■ **GOAL**: How many lines of the data include the string "label"? State the number and nothing else.

■ **RECORDS SHOWN**:
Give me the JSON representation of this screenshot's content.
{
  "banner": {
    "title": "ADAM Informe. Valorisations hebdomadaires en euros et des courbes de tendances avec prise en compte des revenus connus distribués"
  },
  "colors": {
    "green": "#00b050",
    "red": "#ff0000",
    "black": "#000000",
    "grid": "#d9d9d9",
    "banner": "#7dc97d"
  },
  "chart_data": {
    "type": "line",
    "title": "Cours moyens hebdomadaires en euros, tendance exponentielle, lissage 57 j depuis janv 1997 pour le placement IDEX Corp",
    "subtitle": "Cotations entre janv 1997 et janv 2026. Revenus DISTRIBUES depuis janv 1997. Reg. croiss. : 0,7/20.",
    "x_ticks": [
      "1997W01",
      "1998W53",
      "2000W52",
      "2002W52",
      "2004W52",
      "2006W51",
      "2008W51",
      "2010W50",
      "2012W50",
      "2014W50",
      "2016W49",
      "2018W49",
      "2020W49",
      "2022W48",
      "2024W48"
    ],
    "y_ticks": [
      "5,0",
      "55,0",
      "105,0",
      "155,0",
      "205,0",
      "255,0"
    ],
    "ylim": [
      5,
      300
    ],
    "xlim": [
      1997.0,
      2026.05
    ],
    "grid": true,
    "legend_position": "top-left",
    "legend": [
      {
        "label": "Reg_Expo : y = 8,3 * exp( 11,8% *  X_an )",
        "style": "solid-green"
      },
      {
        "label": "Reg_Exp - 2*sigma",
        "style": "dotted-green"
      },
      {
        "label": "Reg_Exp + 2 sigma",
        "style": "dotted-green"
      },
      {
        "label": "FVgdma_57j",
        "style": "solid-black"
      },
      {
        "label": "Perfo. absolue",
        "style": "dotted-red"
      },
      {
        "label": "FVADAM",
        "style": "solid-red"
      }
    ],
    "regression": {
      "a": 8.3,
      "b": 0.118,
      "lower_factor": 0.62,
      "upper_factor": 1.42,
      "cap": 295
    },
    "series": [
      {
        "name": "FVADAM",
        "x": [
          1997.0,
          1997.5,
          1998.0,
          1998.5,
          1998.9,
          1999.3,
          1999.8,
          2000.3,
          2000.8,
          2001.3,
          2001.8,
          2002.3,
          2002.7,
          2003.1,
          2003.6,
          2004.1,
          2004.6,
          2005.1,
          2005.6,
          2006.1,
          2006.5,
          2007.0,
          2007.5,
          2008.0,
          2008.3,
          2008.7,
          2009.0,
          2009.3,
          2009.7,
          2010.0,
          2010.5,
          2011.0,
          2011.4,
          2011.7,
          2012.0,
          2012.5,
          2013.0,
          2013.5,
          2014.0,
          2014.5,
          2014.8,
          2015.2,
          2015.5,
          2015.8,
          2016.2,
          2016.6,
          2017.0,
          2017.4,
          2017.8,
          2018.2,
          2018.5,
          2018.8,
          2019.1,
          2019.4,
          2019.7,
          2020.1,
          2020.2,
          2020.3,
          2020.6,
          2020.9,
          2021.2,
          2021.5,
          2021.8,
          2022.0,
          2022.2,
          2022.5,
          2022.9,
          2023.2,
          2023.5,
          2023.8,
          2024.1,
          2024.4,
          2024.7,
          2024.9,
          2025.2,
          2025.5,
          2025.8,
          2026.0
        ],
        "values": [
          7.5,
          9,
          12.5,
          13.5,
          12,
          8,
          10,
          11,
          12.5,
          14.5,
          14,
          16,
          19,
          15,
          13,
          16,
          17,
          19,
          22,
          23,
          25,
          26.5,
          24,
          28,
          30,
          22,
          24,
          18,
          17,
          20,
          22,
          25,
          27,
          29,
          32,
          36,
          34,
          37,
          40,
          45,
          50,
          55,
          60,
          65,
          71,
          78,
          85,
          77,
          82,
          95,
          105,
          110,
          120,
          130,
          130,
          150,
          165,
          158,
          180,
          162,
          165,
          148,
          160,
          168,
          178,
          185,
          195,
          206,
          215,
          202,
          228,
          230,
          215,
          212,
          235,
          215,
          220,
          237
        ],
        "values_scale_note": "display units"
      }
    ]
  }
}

■ **EXERCISE ANSWER**: 6